_Problem details_:
Count how many lines hold the string "与初速度同向". Give that number alone.

--- START ---

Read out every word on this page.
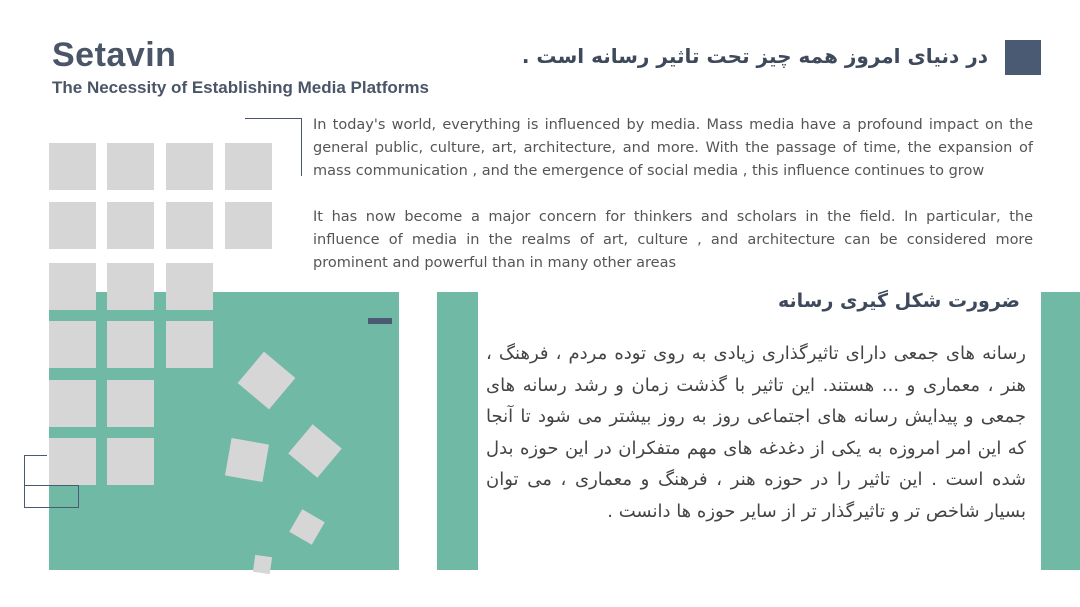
Setavin
The Necessity of Establishing Media Platforms
در دنیای امروز همه چیز تحت تاثیر رسانه است .

In today's world, everything is influenced by media. Mass media have a profound impact on the general public, culture, art, architecture, and more. With the passage of time, the expansion of mass communication , and the emergence of social media , this influence continues to grow

It has now become a major concern for thinkers and scholars in the field. In particular, the influence of media in the realms of art, culture , and architecture can be considered more prominent and powerful than in many other areas

ضرورت شکل گیری رسانه

رسانه های جمعی دارای تاثیرگذاری زیادی به روی توده مردم ، فرهنگ ، هنر ، معماری و ... هستند. این تاثیر با گذشت زمان و رشد رسانه های جمعی و پیدایش رسانه های اجتماعی روز به روز بیشتر می شود تا آنجا که این امر امروزه به یکی از دغدغه های مهم متفکران در این حوزه بدل شده است . این تاثیر را در حوزه هنر ، فرهنگ و معماری ، می توان بسیار شاخص تر و تاثیرگذار تر از سایر حوزه ها دانست .
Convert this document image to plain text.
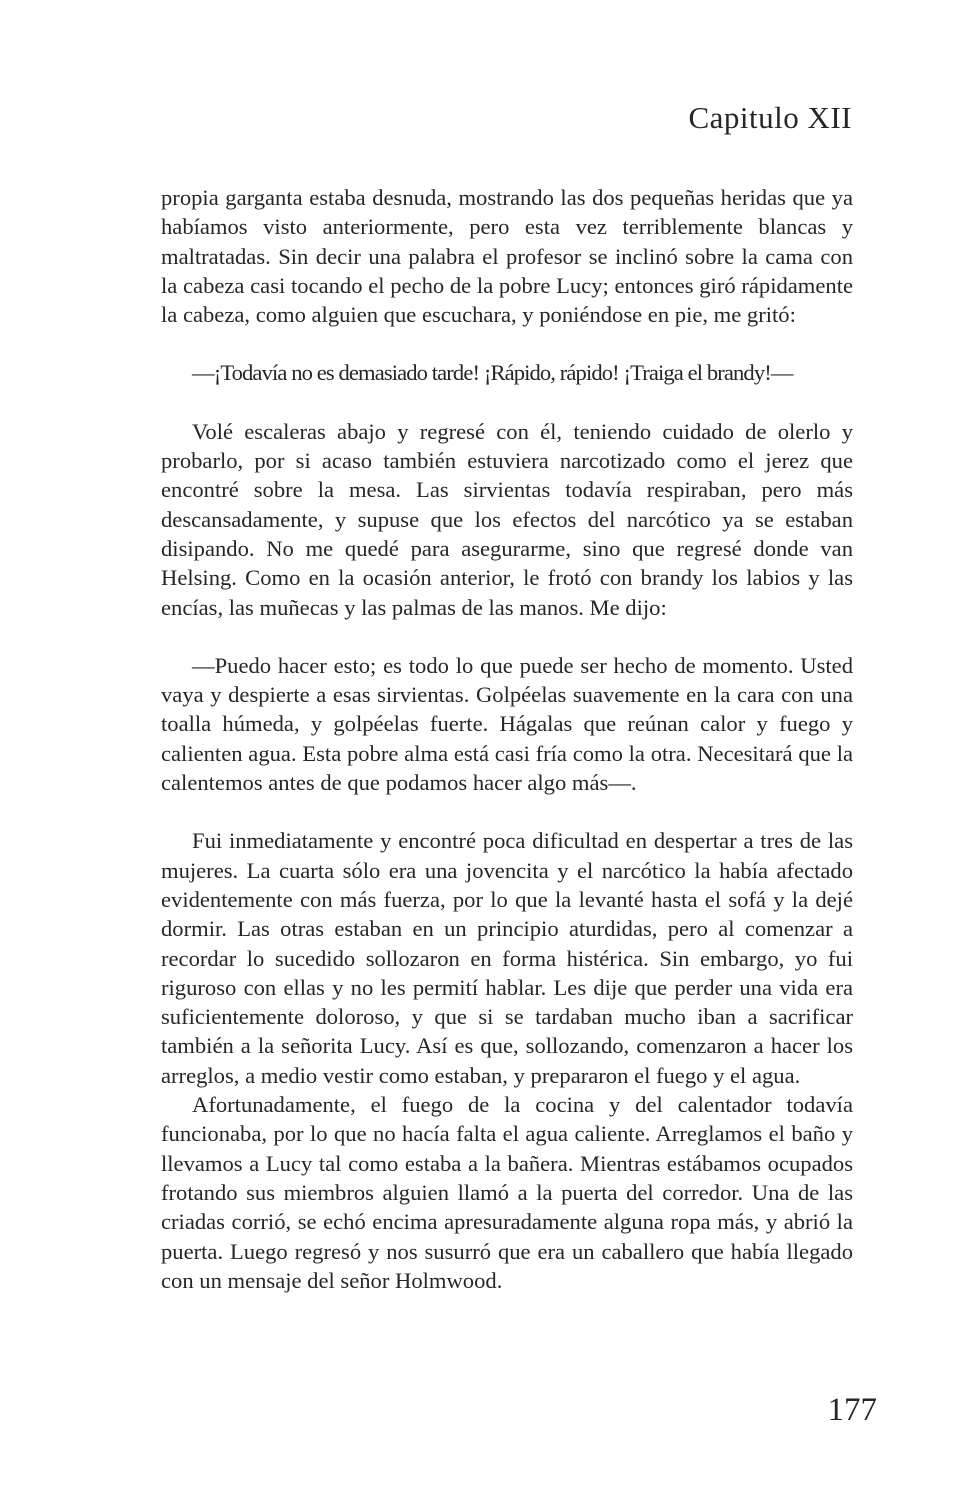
Capitulo XII

propia garganta estaba desnuda, mostrando las dos pequeñas heridas que ya habíamos visto anteriormente, pero esta vez terriblemente blancas y maltratadas. Sin decir una palabra el profesor se inclinó sobre la cama con la cabeza casi tocando el pecho de la pobre Lucy; entonces giró rápidamente la cabeza, como alguien que escuchara, y poniéndose en pie, me gritó:

—¡Todavía no es demasiado tarde! ¡Rápido, rápido! ¡Traiga el brandy!—

Volé escaleras abajo y regresé con él, teniendo cuidado de olerlo y probarlo, por si acaso también estuviera narcotizado como el jerez que encontré sobre la mesa. Las sirvientas todavía respiraban, pero más descansadamente, y supuse que los efectos del narcótico ya se estaban disipando. No me quedé para asegurarme, sino que regresé donde van Helsing. Como en la ocasión anterior, le frotó con brandy los labios y las encías, las muñecas y las palmas de las manos. Me dijo:

—Puedo hacer esto; es todo lo que puede ser hecho de momento. Usted vaya y despierte a esas sirvientas. Golpéelas suavemente en la cara con una toalla húmeda, y golpéelas fuerte. Hágalas que reúnan calor y fuego y calienten agua. Esta pobre alma está casi fría como la otra. Necesitará que la calentemos antes de que podamos hacer algo más—.

Fui inmediatamente y encontré poca dificultad en despertar a tres de las mujeres. La cuarta sólo era una jovencita y el narcótico la había afectado evidentemente con más fuerza, por lo que la levanté hasta el sofá y la dejé dormir. Las otras estaban en un principio aturdidas, pero al comenzar a recordar lo sucedido sollozaron en forma histérica. Sin embargo, yo fui riguroso con ellas y no les permití hablar. Les dije que perder una vida era suficientemente doloroso, y que si se tardaban mucho iban a sacrificar también a la señorita Lucy. Así es que, sollozando, comenzaron a hacer los arreglos, a medio vestir como estaban, y prepararon el fuego y el agua.

Afortunadamente, el fuego de la cocina y del calentador todavía funcionaba, por lo que no hacía falta el agua caliente. Arreglamos el baño y llevamos a Lucy tal como estaba a la bañera. Mientras estábamos ocupados frotando sus miembros alguien llamó a la puerta del corredor. Una de las criadas corrió, se echó encima apresuradamente alguna ropa más, y abrió la puerta. Luego regresó y nos susurró que era un caballero que había llegado con un mensaje del señor Holmwood.

177
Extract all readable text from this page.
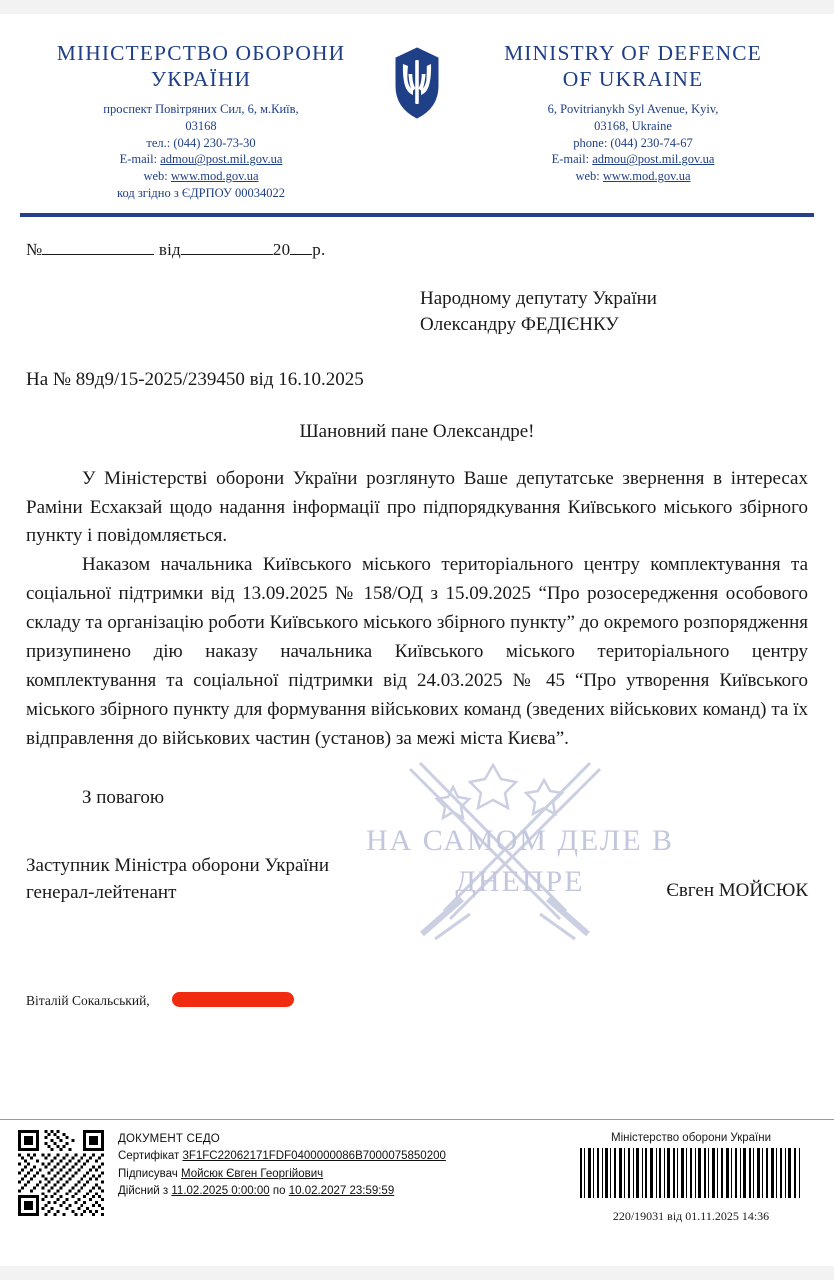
МІНІСТЕРСТВО ОБОРОНИ
УКРАЇНИ
проспект Повітряних Сил, 6, м.Київ,
03168
тел.: (044) 230-73-30
E-mail: admou@post.mil.gov.ua
web: www.mod.gov.ua
код згідно з ЄДРПОУ 00034022
MINISTRY OF DEFENCE
OF UKRAINE
6, Povitrianykh Syl Avenue, Kyiv,
03168, Ukraine
phone: (044) 230-74-67
E-mail: admou@post.mil.gov.ua
web: www.mod.gov.ua
№	від	20 р.
Народному депутату України
Олександру ФЕДІЄНКУ
На № 89д9/15-2025/239450 від 16.10.2025
Шановний пане Олександре!

У Міністерстві оборони України розглянуто Ваше депутатське звернення в інтересах Раміни Есхакзай щодо надання інформації про підпорядкування Київського міського збірного пункту і повідомляється.

Наказом начальника Київського міського територіального центру комплектування та соціальної підтримки від 13.09.2025 № 158/ОД з 15.09.2025 “Про розосередження особового складу та організацію роботи Київського міського збірного пункту” до окремого розпорядження призупинено дію наказу начальника Київського міського територіального центру комплектування та соціальної підтримки від 24.03.2025 № 45 “Про утворення Київського міського збірного пункту для формування військових команд (зведених військових команд) та їх відправлення до військових частин (установ) за межі міста Києва”.

З повагою
Заступник Міністра оборони України
генерал-лейтенант	Євген МОЙСЮК
Віталій Сокальський,
НА САМОМ ДЕЛЕ В
ДНЕПРЕ
ДОКУМЕНТ СЕДО
Сертифікат 3F1FC22062171FDF0400000086B7000075850200
Підписувач Мойсюк Євген Георгійович
Дійсний з 11.02.2025 0:00:00 по 10.02.2027 23:59:59
Міністерство оборони України
220/19031 від 01.11.2025 14:36
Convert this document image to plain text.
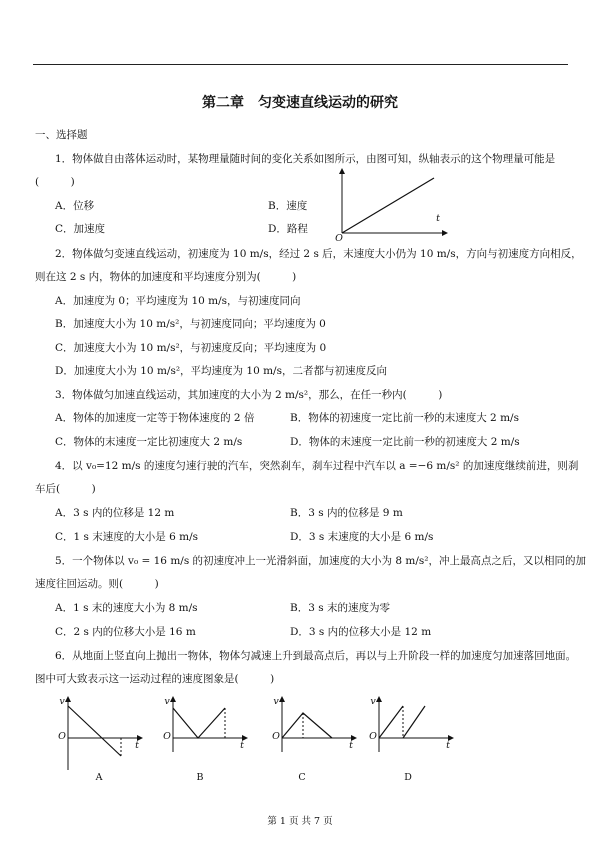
第二章　匀变速直线运动的研究
一、选择题
1．物体做自由落体运动时，某物理量随时间的变化关系如图所示，由图可知，纵轴表示的这个物理量可能是
(　　　)
A．位移	B．速度
C．加速度	D．路程
t
O
2．物体做匀变速直线运动，初速度为 10 m/s，经过 2 s 后，末速度大小仍为 10 m/s，方向与初速度方向相反，
则在这 2 s 内，物体的加速度和平均速度分别为(　　　)
A．加速度为 0；平均速度为 10 m/s，与初速度同向
B．加速度大小为 10 m/s²，与初速度同向；平均速度为 0
C．加速度大小为 10 m/s²，与初速度反向；平均速度为 0
D．加速度大小为 10 m/s²，平均速度为 10 m/s，二者都与初速度反向
3．物体做匀加速直线运动，其加速度的大小为 2 m/s²，那么，在任一秒内(　　　)
A．物体的加速度一定等于物体速度的 2 倍	B．物体的初速度一定比前一秒的末速度大 2 m/s
C．物体的末速度一定比初速度大 2 m/s	D．物体的末速度一定比前一秒的初速度大 2 m/s
4．以 v₀=12 m/s 的速度匀速行驶的汽车，突然刹车，刹车过程中汽车以 a =−6 m/s² 的加速度继续前进，则刹
车后(　　　)
A．3 s 内的位移是 12 m	B．3 s 内的位移是 9 m
C．1 s 末速度的大小是 6 m/s	D．3 s 末速度的大小是 6 m/s
5．一个物体以 v₀ = 16 m/s 的初速度冲上一光滑斜面，加速度的大小为 8 m/s²，冲上最高点之后，又以相同的加
速度往回运动。则(　　　)
A．1 s 末的速度大小为 8 m/s	B．3 s 末的速度为零
C．2 s 内的位移大小是 16 m	D．3 s 内的位移大小是 12 m
6．从地面上竖直向上抛出一物体，物体匀减速上升到最高点后，再以与上升阶段一样的加速度匀加速落回地面。
图中可大致表示这一运动过程的速度图象是(　　　)
v
O
t
v
O
t
v
O
t
v
O
t
A	B	C	D
第 1 页 共 7 页
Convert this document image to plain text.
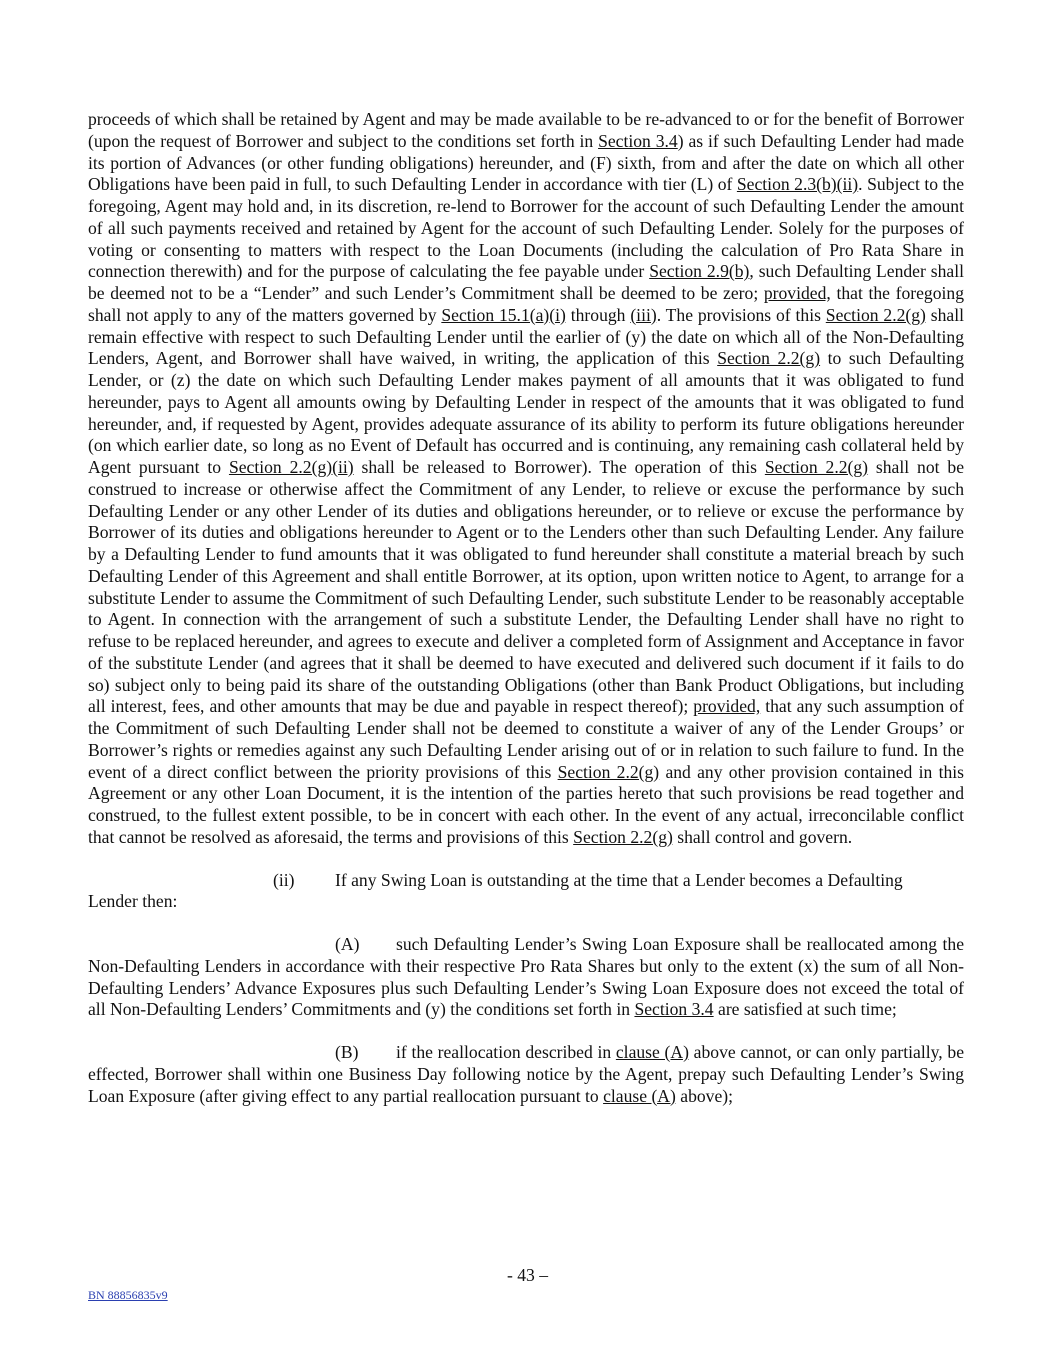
proceeds of which shall be retained by Agent and may be made available to be re-advanced to or for the benefit of Borrower (upon the request of Borrower and subject to the conditions set forth in Section 3.4) as if such Defaulting Lender had made its portion of Advances (or other funding obligations) hereunder, and (F) sixth, from and after the date on which all other Obligations have been paid in full, to such Defaulting Lender in accordance with tier (L) of Section 2.3(b)(ii). Subject to the foregoing, Agent may hold and, in its discretion, re-lend to Borrower for the account of such Defaulting Lender the amount of all such payments received and retained by Agent for the account of such Defaulting Lender. Solely for the purposes of voting or consenting to matters with respect to the Loan Documents (including the calculation of Pro Rata Share in connection therewith) and for the purpose of calculating the fee payable under Section 2.9(b), such Defaulting Lender shall be deemed not to be a “Lender” and such Lender’s Commitment shall be deemed to be zero; provided, that the foregoing shall not apply to any of the matters governed by Section 15.1(a)(i) through (iii). The provisions of this Section 2.2(g) shall remain effective with respect to such Defaulting Lender until the earlier of (y) the date on which all of the Non-Defaulting Lenders, Agent, and Borrower shall have waived, in writing, the application of this Section 2.2(g) to such Defaulting Lender, or (z) the date on which such Defaulting Lender makes payment of all amounts that it was obligated to fund hereunder, pays to Agent all amounts owing by Defaulting Lender in respect of the amounts that it was obligated to fund hereunder, and, if requested by Agent, provides adequate assurance of its ability to perform its future obligations hereunder (on which earlier date, so long as no Event of Default has occurred and is continuing, any remaining cash collateral held by Agent pursuant to Section 2.2(g)(ii) shall be released to Borrower). The operation of this Section 2.2(g) shall not be construed to increase or otherwise affect the Commitment of any Lender, to relieve or excuse the performance by such Defaulting Lender or any other Lender of its duties and obligations hereunder, or to relieve or excuse the performance by Borrower of its duties and obligations hereunder to Agent or to the Lenders other than such Defaulting Lender. Any failure by a Defaulting Lender to fund amounts that it was obligated to fund hereunder shall constitute a material breach by such Defaulting Lender of this Agreement and shall entitle Borrower, at its option, upon written notice to Agent, to arrange for a substitute Lender to assume the Commitment of such Defaulting Lender, such substitute Lender to be reasonably acceptable to Agent. In connection with the arrangement of such a substitute Lender, the Defaulting Lender shall have no right to refuse to be replaced hereunder, and agrees to execute and deliver a completed form of Assignment and Acceptance in favor of the substitute Lender (and agrees that it shall be deemed to have executed and delivered such document if it fails to do so) subject only to being paid its share of the outstanding Obligations (other than Bank Product Obligations, but including all interest, fees, and other amounts that may be due and payable in respect thereof); provided, that any such assumption of the Commitment of such Defaulting Lender shall not be deemed to constitute a waiver of any of the Lender Groups’ or Borrower’s rights or remedies against any such Defaulting Lender arising out of or in relation to such failure to fund. In the event of a direct conflict between the priority provisions of this Section 2.2(g) and any other provision contained in this Agreement or any other Loan Document, it is the intention of the parties hereto that such provisions be read together and construed, to the fullest extent possible, to be in concert with each other. In the event of any actual, irreconcilable conflict that cannot be resolved as aforesaid, the terms and provisions of this Section 2.2(g) shall control and govern.

(ii) If any Swing Loan is outstanding at the time that a Lender becomes a Defaulting

Lender then:

(A) such Defaulting Lender’s Swing Loan Exposure shall be reallocated among the Non-Defaulting Lenders in accordance with their respective Pro Rata Shares but only to the extent (x) the sum of all Non-Defaulting Lenders’ Advance Exposures plus such Defaulting Lender’s Swing Loan Exposure does not exceed the total of all Non-Defaulting Lenders’ Commitments and (y) the conditions set forth in Section 3.4 are satisfied at such time;

(B) if the reallocation described in clause (A) above cannot, or can only partially, be effected, Borrower shall within one Business Day following notice by the Agent, prepay such Defaulting Lender’s Swing Loan Exposure (after giving effect to any partial reallocation pursuant to clause (A) above);

- 43 –
BN 88856835v9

--- END ---

_Written answer_:
2